Written request
Please filter the data below and copy out every line that contains the word "celebrating".

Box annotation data
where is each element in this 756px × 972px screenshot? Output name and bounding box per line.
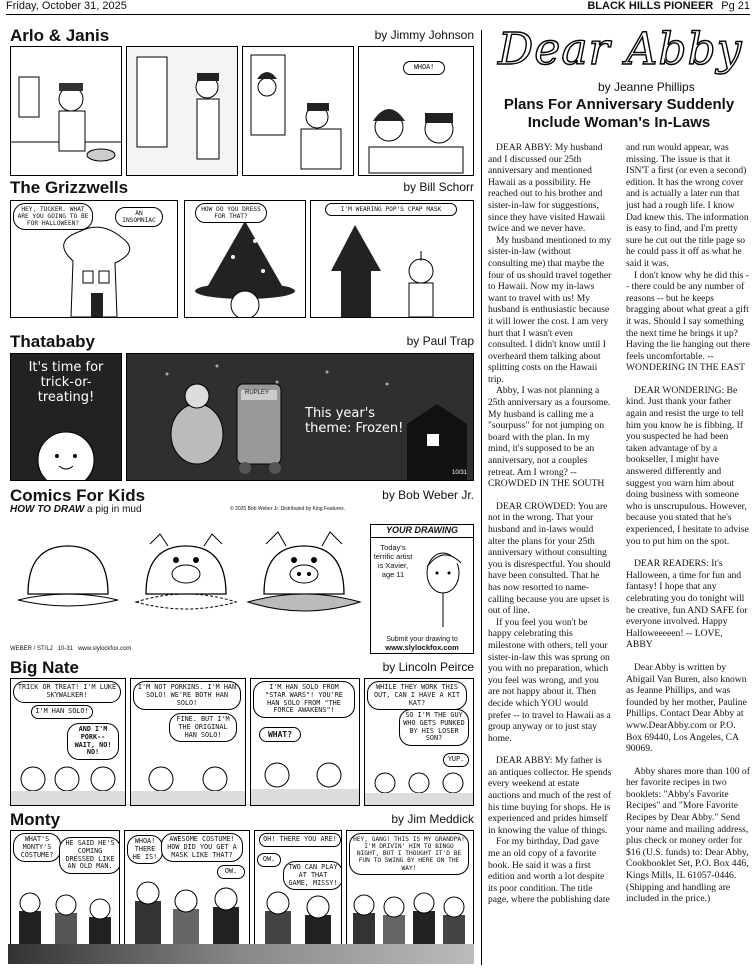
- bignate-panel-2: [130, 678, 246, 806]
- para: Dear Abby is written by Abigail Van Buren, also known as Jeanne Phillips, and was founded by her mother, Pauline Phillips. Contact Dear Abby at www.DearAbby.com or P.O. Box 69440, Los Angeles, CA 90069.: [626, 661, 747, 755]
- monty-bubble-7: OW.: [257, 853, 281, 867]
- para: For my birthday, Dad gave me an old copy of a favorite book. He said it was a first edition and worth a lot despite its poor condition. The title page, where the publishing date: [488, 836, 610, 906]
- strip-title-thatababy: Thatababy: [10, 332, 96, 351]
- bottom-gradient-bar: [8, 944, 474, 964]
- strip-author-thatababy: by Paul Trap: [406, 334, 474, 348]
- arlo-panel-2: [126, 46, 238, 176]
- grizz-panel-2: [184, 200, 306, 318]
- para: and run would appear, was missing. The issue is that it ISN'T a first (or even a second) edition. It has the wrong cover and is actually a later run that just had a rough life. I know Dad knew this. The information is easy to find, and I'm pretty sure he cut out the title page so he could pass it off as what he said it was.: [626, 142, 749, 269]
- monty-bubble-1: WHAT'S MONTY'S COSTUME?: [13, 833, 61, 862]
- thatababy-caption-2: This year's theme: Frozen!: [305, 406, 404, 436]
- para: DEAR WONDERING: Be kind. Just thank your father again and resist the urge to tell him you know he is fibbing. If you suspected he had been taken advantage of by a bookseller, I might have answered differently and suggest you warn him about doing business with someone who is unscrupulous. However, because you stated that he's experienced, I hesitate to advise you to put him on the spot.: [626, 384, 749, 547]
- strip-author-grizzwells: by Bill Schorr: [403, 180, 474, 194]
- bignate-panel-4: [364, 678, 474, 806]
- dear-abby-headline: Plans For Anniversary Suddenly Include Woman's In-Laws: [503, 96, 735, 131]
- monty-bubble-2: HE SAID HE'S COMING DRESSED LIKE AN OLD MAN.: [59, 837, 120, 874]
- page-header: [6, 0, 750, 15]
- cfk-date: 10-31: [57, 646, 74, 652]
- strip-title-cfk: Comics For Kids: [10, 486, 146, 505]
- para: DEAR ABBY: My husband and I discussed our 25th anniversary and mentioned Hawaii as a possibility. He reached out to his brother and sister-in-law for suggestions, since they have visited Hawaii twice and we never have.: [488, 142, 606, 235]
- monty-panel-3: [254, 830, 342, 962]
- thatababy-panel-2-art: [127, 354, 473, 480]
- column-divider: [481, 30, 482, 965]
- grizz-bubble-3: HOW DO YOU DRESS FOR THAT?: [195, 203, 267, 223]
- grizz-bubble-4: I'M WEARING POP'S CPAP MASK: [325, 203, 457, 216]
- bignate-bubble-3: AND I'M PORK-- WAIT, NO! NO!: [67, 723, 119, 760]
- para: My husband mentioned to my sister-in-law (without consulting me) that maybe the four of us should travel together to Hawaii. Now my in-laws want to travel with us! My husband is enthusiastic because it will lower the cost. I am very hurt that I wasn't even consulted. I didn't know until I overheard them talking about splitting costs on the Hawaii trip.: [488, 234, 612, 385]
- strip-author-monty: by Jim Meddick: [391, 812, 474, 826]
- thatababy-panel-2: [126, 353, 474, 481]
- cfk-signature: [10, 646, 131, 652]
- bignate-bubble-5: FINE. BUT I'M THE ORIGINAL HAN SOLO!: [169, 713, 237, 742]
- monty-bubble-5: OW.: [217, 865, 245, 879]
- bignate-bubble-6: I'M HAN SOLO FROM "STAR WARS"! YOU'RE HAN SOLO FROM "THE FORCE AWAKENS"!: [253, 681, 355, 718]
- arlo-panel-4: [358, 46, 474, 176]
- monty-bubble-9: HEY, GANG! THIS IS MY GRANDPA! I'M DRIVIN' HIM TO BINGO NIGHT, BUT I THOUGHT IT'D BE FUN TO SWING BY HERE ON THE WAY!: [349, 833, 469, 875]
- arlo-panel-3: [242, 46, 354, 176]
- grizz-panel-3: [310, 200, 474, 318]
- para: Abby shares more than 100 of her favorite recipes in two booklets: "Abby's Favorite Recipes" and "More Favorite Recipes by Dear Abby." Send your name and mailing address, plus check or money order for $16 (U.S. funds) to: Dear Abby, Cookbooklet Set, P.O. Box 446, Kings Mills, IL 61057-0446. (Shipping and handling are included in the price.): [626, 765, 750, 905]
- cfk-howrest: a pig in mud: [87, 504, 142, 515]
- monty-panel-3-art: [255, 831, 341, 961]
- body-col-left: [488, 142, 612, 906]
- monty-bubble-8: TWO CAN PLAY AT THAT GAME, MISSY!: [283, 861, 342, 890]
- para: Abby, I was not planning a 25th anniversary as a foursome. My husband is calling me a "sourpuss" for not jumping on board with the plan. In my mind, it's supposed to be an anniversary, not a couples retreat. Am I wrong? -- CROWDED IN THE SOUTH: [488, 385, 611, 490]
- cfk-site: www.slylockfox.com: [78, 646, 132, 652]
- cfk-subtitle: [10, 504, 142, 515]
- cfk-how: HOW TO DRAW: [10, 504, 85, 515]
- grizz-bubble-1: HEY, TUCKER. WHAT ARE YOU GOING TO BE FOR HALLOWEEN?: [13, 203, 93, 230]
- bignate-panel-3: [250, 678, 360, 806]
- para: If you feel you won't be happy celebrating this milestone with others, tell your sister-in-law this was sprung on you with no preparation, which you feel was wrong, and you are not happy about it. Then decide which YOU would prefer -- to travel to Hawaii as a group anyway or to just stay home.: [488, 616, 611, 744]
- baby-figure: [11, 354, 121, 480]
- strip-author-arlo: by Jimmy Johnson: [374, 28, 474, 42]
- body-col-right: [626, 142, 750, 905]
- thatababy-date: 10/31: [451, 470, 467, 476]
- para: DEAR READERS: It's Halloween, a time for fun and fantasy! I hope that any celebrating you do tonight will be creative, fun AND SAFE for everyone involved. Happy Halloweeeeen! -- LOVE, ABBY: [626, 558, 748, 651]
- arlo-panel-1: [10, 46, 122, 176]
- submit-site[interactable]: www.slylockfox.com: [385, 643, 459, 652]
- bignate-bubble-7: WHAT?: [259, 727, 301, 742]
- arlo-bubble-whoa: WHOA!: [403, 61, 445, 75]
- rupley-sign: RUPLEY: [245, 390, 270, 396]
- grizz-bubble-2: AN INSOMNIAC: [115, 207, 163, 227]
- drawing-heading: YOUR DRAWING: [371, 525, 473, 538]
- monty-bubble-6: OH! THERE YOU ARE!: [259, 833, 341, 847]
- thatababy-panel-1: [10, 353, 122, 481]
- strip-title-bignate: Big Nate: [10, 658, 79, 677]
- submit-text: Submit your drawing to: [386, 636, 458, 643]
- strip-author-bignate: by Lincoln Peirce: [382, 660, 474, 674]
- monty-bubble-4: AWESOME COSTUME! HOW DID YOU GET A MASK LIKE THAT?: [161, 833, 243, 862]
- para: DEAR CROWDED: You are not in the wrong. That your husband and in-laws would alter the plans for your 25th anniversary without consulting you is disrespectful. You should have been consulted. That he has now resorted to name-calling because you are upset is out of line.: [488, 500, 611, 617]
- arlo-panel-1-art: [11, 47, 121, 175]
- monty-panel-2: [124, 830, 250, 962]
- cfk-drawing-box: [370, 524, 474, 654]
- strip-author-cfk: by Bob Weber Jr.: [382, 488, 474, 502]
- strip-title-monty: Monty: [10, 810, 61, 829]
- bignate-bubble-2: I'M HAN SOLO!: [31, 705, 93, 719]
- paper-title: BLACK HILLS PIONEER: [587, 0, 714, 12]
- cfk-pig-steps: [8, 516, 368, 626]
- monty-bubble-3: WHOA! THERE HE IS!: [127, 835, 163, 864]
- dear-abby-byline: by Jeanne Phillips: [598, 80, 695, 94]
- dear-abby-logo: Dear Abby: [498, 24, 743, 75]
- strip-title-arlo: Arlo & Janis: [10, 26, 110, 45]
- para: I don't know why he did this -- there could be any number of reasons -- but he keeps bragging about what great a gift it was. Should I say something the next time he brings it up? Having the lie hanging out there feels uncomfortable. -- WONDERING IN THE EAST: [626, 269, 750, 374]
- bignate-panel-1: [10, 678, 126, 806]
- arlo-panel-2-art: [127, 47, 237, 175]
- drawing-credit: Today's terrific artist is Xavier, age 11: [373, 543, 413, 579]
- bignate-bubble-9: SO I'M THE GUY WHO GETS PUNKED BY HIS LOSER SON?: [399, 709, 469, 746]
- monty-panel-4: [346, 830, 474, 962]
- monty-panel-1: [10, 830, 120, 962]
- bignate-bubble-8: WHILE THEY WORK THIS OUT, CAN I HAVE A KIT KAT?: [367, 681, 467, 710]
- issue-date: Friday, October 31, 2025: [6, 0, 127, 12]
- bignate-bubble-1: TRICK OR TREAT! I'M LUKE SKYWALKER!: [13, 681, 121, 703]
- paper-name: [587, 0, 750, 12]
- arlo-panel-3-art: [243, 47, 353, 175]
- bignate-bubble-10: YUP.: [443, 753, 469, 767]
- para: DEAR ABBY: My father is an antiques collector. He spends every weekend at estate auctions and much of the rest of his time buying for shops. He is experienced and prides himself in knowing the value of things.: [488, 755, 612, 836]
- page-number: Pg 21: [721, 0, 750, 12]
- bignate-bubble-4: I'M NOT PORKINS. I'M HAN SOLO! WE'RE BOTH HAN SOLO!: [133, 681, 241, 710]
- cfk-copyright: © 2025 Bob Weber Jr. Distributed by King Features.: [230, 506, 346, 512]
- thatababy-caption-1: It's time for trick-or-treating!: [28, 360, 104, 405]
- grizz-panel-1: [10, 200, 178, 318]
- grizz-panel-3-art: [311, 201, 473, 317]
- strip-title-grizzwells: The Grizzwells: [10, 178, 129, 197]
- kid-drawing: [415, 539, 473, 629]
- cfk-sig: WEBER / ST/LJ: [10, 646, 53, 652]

Full output
- para: If you feel you won't be happy celebrating this milestone with others, tell your sister-in-law this was sprung on you with no preparation, which you feel was wrong, and you are not happy about it. Then decide which YOU would prefer -- to travel to Hawaii as a group anyway or to just stay home.: [488, 616, 611, 744]
- para: DEAR READERS: It's Halloween, a time for fun and fantasy! I hope that any celebrating you do tonight will be creative, fun AND SAFE for everyone involved. Happy Halloweeeeen! -- LOVE, ABBY: [626, 558, 748, 651]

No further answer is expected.